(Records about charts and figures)
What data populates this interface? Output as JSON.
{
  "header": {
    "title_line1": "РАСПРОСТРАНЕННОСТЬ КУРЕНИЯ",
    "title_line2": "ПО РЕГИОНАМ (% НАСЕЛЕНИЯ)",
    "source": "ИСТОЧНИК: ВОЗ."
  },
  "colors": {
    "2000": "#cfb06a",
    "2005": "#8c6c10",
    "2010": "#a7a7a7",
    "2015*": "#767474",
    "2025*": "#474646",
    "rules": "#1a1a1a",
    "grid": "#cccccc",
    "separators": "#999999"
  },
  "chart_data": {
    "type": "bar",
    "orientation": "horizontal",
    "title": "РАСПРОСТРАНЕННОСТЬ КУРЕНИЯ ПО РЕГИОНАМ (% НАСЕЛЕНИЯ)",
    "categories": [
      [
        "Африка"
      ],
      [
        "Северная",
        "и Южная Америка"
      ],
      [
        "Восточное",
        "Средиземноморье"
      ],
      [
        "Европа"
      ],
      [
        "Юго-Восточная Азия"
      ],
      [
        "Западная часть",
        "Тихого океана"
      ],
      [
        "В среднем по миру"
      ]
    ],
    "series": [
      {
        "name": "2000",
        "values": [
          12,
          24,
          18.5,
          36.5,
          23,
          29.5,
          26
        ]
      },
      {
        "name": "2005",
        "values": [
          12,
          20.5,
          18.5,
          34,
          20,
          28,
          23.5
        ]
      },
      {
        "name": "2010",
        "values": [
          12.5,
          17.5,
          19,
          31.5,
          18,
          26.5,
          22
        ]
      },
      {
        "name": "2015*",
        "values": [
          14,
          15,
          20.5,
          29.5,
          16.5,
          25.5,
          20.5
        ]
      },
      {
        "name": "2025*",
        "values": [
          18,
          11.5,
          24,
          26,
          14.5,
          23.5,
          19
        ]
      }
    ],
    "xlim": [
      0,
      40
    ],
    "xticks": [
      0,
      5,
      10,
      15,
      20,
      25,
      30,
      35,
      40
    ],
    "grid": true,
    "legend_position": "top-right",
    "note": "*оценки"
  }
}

_Stated exercise_: Search the records above for "РЕГИОНАМ". Copy each line where it is found.

_Complete response_:
    "title_line2": "ПО РЕГИОНАМ (% НАСЕЛЕНИЯ)",
    "title": "РАСПРОСТРАНЕННОСТЬ КУРЕНИЯ ПО РЕГИОНАМ (% НАСЕЛЕНИЯ)",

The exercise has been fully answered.